Exercise task: Format the rows as a JSON list of strings, one string per line and blank lines omitted, beginning at the line that contains "For every button, label, input, icon, or" and ending with the line that contains "more-icon[interactable]: ··· bbox=[1806, 572, 1825, 590]". Leave the pictures out of the list.

Records to process:
+++

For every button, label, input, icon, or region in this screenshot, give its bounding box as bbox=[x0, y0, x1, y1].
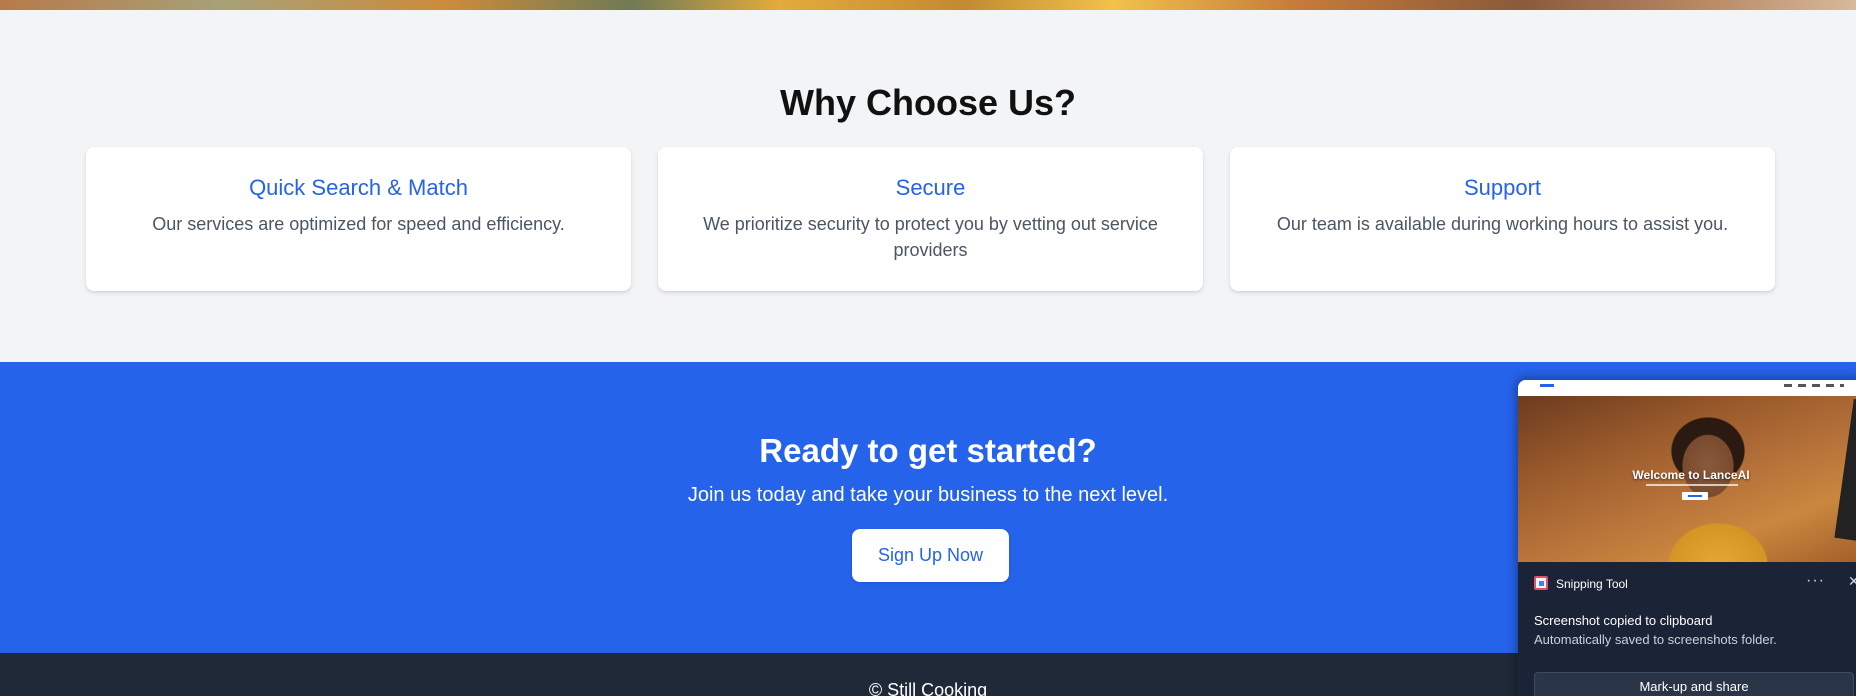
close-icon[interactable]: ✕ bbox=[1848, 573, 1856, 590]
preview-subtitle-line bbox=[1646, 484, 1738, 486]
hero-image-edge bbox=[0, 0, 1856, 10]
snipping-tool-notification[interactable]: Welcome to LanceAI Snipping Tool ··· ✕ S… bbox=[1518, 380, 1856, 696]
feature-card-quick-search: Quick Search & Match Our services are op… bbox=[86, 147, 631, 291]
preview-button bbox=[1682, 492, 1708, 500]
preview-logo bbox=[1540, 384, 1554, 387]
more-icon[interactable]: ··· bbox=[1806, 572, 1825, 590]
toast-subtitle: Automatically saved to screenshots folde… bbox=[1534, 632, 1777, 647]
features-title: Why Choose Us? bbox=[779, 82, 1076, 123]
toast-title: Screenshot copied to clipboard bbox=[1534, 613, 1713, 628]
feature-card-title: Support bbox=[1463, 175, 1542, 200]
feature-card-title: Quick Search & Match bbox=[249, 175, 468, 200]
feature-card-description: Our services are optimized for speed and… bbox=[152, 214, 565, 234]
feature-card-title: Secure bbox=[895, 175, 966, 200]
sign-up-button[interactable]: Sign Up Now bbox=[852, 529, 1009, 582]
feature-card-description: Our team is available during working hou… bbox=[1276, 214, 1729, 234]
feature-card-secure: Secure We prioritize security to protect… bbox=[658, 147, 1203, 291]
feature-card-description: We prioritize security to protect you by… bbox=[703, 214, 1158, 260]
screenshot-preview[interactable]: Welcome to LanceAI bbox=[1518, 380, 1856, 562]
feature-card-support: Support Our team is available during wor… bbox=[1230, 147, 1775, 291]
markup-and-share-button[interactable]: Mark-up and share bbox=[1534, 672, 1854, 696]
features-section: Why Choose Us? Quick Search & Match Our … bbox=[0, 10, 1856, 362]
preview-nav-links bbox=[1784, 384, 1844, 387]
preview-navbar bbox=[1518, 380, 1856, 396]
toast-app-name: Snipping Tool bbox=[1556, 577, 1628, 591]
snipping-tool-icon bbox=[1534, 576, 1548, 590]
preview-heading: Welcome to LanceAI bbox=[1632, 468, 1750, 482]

+++

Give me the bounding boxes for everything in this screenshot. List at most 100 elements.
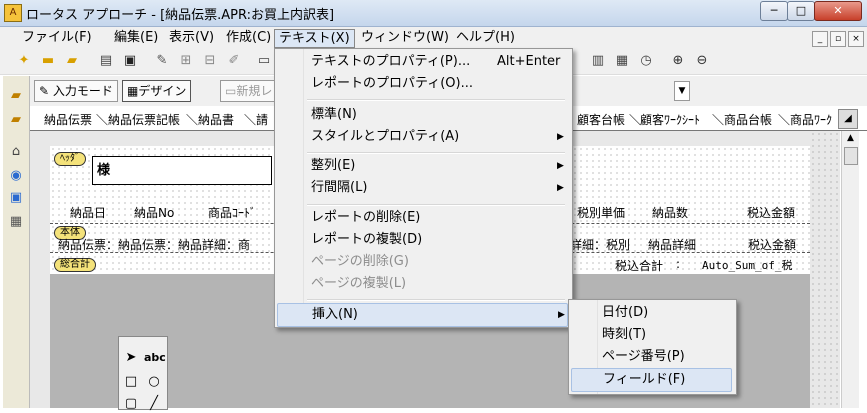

+++

Reply to the exercise:
[
  "For every button, label, input, icon, or region in this screenshot, give its bounding box as bbox=[x0, y0, x1, y1].",
  "close-icon[interactable]: ✕ bbox=[1848, 573, 1856, 590]",
  "preview-subtitle-line bbox=[1646, 484, 1738, 486]",
  "hero-image-edge bbox=[0, 0, 1856, 10]",
  "snipping-tool-notification[interactable]: Welcome to LanceAI Snipping Tool ··· ✕ S… bbox=[1518, 380, 1856, 696]",
  "feature-card-quick-search: Quick Search & Match Our services are op… bbox=[86, 147, 631, 291]",
  "preview-button bbox=[1682, 492, 1708, 500]",
  "preview-logo bbox=[1540, 384, 1554, 387]",
  "more-icon[interactable]: ··· bbox=[1806, 572, 1825, 590]"
]